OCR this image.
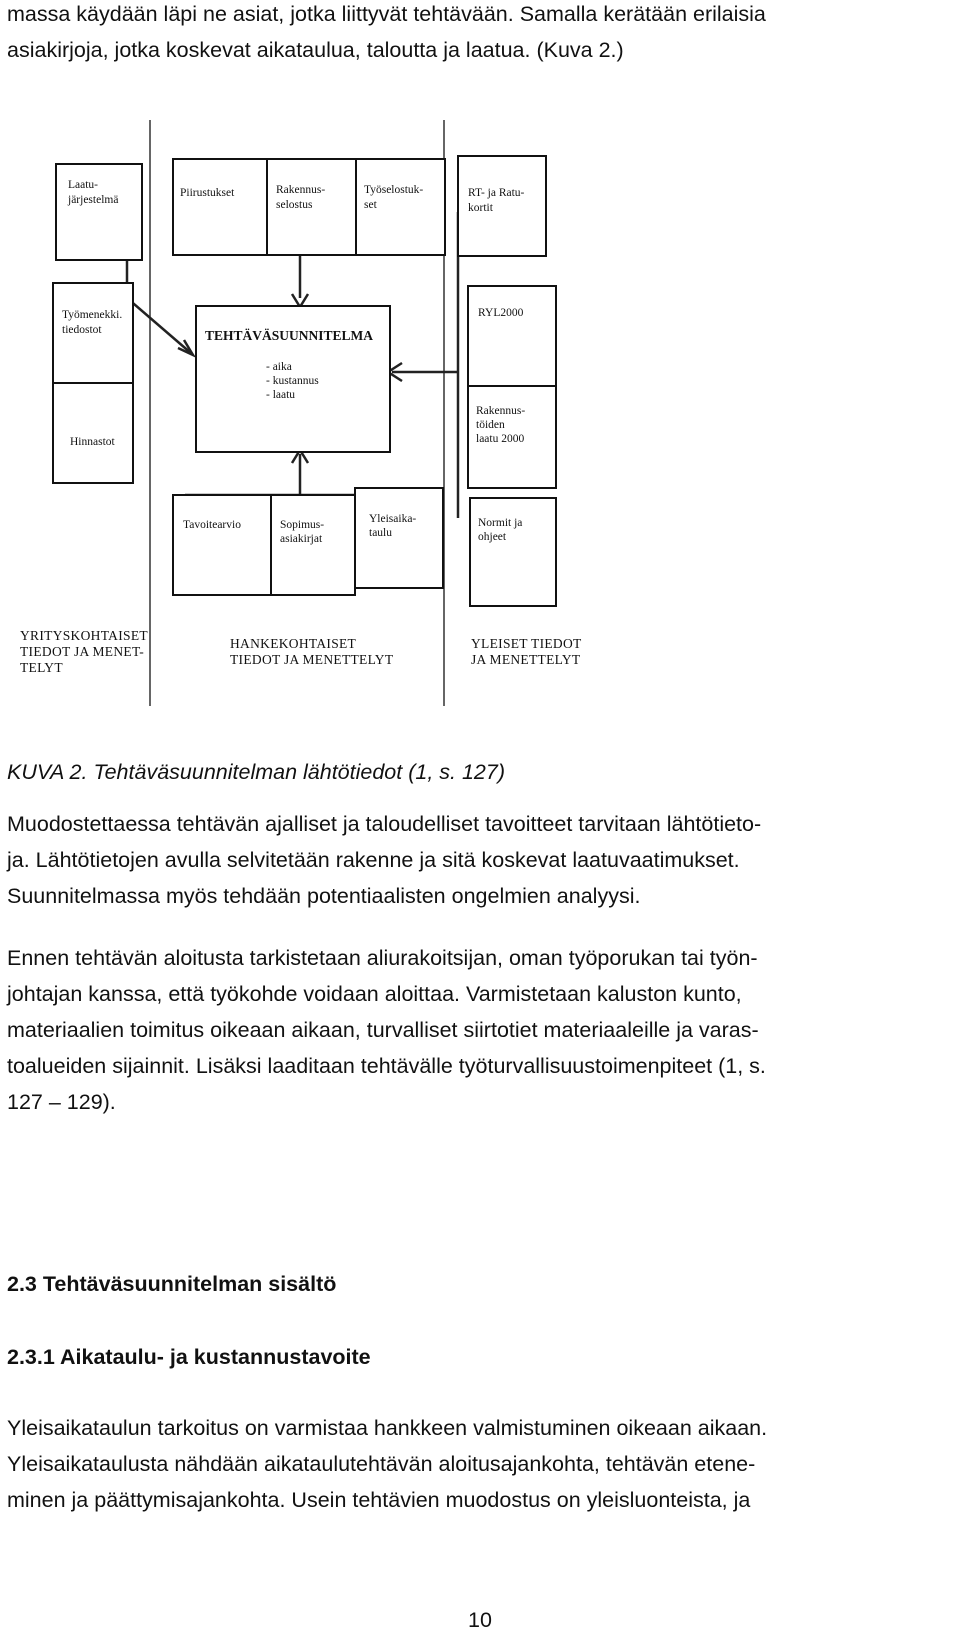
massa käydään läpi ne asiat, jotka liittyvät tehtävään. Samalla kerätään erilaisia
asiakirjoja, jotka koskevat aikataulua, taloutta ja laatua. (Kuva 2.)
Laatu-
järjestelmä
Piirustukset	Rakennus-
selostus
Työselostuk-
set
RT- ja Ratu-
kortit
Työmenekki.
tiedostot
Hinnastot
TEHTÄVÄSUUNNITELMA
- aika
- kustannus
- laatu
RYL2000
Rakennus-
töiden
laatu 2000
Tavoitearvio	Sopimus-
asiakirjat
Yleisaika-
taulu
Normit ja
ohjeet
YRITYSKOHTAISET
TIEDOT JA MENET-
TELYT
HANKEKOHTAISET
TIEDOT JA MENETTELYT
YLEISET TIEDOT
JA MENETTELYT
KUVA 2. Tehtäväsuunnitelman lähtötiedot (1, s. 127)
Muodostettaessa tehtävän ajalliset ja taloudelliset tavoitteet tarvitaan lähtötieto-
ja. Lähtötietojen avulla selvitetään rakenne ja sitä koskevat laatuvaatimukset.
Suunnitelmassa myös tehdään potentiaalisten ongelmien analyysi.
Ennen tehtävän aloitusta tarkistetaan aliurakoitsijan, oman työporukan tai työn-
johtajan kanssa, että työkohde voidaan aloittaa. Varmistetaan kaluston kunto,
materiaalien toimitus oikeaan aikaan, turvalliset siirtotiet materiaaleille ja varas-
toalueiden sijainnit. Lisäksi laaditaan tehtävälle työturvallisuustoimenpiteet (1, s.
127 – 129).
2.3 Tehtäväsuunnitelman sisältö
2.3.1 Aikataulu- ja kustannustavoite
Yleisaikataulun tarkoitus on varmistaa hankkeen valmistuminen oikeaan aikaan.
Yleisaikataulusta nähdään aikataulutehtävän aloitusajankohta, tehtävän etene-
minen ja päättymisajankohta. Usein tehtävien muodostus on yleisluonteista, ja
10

--

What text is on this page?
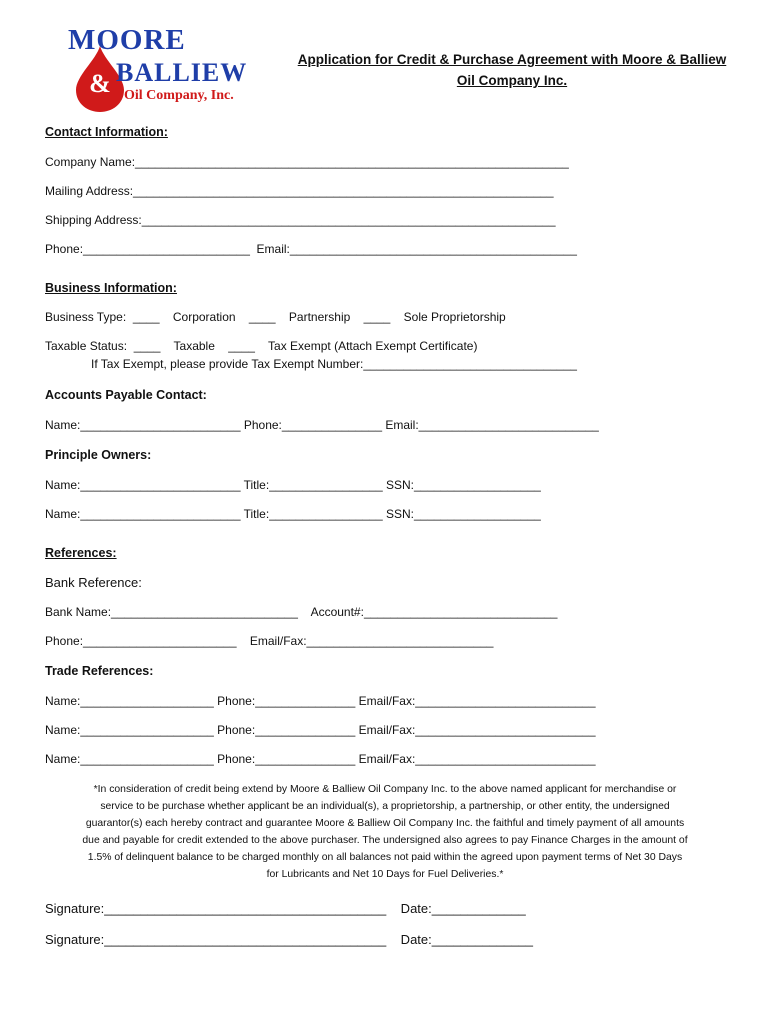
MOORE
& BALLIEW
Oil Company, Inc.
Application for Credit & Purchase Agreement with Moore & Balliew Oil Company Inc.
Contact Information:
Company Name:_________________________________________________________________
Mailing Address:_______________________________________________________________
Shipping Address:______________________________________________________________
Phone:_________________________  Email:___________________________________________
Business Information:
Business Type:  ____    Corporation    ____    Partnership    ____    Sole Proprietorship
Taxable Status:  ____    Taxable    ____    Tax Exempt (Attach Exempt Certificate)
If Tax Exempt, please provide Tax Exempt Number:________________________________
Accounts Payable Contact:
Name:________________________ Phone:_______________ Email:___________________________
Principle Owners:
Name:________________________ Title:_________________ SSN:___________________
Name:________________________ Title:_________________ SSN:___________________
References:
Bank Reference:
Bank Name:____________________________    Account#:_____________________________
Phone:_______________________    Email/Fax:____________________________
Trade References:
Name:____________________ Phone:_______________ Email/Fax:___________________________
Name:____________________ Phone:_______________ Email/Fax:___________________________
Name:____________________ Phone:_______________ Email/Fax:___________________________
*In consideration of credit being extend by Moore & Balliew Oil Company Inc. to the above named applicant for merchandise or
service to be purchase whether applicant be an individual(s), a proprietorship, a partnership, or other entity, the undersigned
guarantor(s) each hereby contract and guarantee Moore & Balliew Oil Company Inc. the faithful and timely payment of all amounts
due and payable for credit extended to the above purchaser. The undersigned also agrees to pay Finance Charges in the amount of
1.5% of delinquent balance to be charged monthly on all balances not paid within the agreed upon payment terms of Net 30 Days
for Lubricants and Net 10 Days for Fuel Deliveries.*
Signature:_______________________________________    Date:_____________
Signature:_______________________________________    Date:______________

--

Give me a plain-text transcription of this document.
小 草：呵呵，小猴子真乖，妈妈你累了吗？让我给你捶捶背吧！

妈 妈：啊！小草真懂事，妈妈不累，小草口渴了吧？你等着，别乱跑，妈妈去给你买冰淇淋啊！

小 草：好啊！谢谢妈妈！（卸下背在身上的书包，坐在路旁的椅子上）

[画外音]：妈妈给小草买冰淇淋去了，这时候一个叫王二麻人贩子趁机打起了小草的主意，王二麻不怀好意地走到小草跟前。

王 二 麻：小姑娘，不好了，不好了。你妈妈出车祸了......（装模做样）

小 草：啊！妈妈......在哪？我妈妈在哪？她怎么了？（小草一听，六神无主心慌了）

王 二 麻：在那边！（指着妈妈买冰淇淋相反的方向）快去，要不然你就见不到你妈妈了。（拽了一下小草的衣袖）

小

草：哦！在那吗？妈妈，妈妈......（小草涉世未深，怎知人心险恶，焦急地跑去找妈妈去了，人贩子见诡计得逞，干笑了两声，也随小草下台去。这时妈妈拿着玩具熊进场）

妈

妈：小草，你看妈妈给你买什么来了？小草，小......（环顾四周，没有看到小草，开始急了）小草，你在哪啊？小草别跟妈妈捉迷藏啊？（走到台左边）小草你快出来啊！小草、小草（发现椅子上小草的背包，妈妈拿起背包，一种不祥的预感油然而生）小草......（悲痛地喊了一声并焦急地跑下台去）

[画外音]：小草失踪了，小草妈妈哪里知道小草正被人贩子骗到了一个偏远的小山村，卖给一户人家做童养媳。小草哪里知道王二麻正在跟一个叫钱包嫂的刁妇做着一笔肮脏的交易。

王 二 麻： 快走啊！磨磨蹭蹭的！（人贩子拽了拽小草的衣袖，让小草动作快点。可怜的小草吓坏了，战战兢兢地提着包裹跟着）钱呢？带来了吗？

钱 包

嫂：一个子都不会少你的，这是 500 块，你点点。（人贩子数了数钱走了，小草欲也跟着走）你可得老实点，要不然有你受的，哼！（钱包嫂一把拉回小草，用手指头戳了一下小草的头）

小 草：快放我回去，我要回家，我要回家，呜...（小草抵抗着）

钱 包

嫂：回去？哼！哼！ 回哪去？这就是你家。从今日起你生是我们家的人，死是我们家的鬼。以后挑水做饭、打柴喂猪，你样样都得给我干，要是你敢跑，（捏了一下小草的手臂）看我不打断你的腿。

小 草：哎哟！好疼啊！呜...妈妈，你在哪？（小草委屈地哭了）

→ Exercise directions
Identify and copy lines that hold the string "Contact".

→ Expected answer
Contact Information:
Accounts Payable Contact:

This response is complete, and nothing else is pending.